* **THE EXERCISE**
Take the material and output all of it exactly.
* * *
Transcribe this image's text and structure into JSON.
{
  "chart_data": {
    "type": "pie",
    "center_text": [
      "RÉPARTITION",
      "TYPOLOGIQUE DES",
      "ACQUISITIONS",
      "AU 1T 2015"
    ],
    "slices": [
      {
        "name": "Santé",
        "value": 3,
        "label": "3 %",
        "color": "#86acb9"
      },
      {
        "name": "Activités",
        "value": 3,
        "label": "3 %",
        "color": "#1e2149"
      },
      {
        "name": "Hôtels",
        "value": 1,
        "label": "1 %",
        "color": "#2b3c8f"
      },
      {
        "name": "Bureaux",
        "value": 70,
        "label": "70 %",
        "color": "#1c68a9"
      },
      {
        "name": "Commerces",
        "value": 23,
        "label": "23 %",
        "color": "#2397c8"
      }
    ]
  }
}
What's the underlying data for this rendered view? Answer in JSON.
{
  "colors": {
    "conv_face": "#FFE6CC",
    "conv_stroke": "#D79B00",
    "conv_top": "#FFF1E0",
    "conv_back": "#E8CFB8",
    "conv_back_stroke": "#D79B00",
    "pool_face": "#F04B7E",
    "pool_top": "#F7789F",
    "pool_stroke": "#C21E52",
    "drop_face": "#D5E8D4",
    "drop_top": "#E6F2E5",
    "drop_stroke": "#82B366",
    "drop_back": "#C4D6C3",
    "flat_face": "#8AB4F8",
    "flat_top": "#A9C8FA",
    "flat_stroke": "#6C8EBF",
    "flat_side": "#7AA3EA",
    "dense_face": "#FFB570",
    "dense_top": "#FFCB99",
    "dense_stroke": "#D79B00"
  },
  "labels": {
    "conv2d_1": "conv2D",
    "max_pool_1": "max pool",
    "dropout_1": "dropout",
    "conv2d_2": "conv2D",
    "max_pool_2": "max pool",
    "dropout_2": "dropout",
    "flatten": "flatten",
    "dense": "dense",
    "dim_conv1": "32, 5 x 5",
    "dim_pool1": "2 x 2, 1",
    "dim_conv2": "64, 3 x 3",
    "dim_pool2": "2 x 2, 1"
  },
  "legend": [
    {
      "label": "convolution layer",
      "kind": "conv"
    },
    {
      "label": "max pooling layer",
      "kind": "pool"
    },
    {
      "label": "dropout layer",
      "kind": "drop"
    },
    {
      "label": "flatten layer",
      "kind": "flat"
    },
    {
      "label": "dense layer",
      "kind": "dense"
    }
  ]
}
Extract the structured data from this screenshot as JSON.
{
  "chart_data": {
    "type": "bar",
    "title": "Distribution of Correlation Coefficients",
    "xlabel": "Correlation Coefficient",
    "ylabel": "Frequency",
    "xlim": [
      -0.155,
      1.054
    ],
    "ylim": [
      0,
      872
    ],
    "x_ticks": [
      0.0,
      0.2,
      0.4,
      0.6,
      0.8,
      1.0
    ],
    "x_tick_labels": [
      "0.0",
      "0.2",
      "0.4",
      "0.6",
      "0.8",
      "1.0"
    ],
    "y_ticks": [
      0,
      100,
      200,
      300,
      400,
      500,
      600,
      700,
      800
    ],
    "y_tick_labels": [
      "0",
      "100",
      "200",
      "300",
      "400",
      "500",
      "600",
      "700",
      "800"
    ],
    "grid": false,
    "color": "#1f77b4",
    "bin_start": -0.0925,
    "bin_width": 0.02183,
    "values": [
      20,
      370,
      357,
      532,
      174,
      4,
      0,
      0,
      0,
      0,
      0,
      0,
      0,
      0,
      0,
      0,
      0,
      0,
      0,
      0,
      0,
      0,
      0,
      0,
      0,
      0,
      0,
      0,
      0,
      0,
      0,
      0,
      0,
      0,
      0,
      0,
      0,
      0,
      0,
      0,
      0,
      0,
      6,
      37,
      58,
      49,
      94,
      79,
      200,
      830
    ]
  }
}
* * *
* **OUTPUT OF THE TASK**
Transcribe this image's text and structure into JSON.
{
  "chart_data": {
    "type": "pie",
    "center_text": [
      "RÉPARTITION",
      "TYPOLOGIQUE DES",
      "ACQUISITIONS",
      "AU 1T 2015"
    ],
    "slices": [
      {
        "name": "Santé",
        "value": 3,
        "label": "3 %",
        "color": "#86acb9"
      },
      {
        "name": "Activités",
        "value": 3,
        "label": "3 %",
        "color": "#1e2149"
      },
      {
        "name": "Hôtels",
        "value": 1,
        "label": "1 %",
        "color": "#2b3c8f"
      },
      {
        "name": "Bureaux",
        "value": 70,
        "label": "70 %",
        "color": "#1c68a9"
      },
      {
        "name": "Commerces",
        "value": 23,
        "label": "23 %",
        "color": "#2397c8"
      }
    ]
  }
}
What's the underlying data for this rendered view? Answer in JSON.
{
  "colors": {
    "conv_face": "#FFE6CC",
    "conv_stroke": "#D79B00",
    "conv_top": "#FFF1E0",
    "conv_back": "#E8CFB8",
    "conv_back_stroke": "#D79B00",
    "pool_face": "#F04B7E",
    "pool_top": "#F7789F",
    "pool_stroke": "#C21E52",
    "drop_face": "#D5E8D4",
    "drop_top": "#E6F2E5",
    "drop_stroke": "#82B366",
    "drop_back": "#C4D6C3",
    "flat_face": "#8AB4F8",
    "flat_top": "#A9C8FA",
    "flat_stroke": "#6C8EBF",
    "flat_side": "#7AA3EA",
    "dense_face": "#FFB570",
    "dense_top": "#FFCB99",
    "dense_stroke": "#D79B00"
  },
  "labels": {
    "conv2d_1": "conv2D",
    "max_pool_1": "max pool",
    "dropout_1": "dropout",
    "conv2d_2": "conv2D",
    "max_pool_2": "max pool",
    "dropout_2": "dropout",
    "flatten": "flatten",
    "dense": "dense",
    "dim_conv1": "32, 5 x 5",
    "dim_pool1": "2 x 2, 1",
    "dim_conv2": "64, 3 x 3",
    "dim_pool2": "2 x 2, 1"
  },
  "legend": [
    {
      "label": "convolution layer",
      "kind": "conv"
    },
    {
      "label": "max pooling layer",
      "kind": "pool"
    },
    {
      "label": "dropout layer",
      "kind": "drop"
    },
    {
      "label": "flatten layer",
      "kind": "flat"
    },
    {
      "label": "dense layer",
      "kind": "dense"
    }
  ]
}
Extract the structured data from this screenshot as JSON.
{
  "chart_data": {
    "type": "bar",
    "title": "Distribution of Correlation Coefficients",
    "xlabel": "Correlation Coefficient",
    "ylabel": "Frequency",
    "xlim": [
      -0.155,
      1.054
    ],
    "ylim": [
      0,
      872
    ],
    "x_ticks": [
      0.0,
      0.2,
      0.4,
      0.6,
      0.8,
      1.0
    ],
    "x_tick_labels": [
      "0.0",
      "0.2",
      "0.4",
      "0.6",
      "0.8",
      "1.0"
    ],
    "y_ticks": [
      0,
      100,
      200,
      300,
      400,
      500,
      600,
      700,
      800
    ],
    "y_tick_labels": [
      "0",
      "100",
      "200",
      "300",
      "400",
      "500",
      "600",
      "700",
      "800"
    ],
    "grid": false,
    "color": "#1f77b4",
    "bin_start": -0.0925,
    "bin_width": 0.02183,
    "values": [
      20,
      370,
      357,
      532,
      174,
      4,
      0,
      0,
      0,
      0,
      0,
      0,
      0,
      0,
      0,
      0,
      0,
      0,
      0,
      0,
      0,
      0,
      0,
      0,
      0,
      0,
      0,
      0,
      0,
      0,
      0,
      0,
      0,
      0,
      0,
      0,
      0,
      0,
      0,
      0,
      0,
      0,
      6,
      37,
      58,
      49,
      94,
      79,
      200,
      830
    ]
  }
}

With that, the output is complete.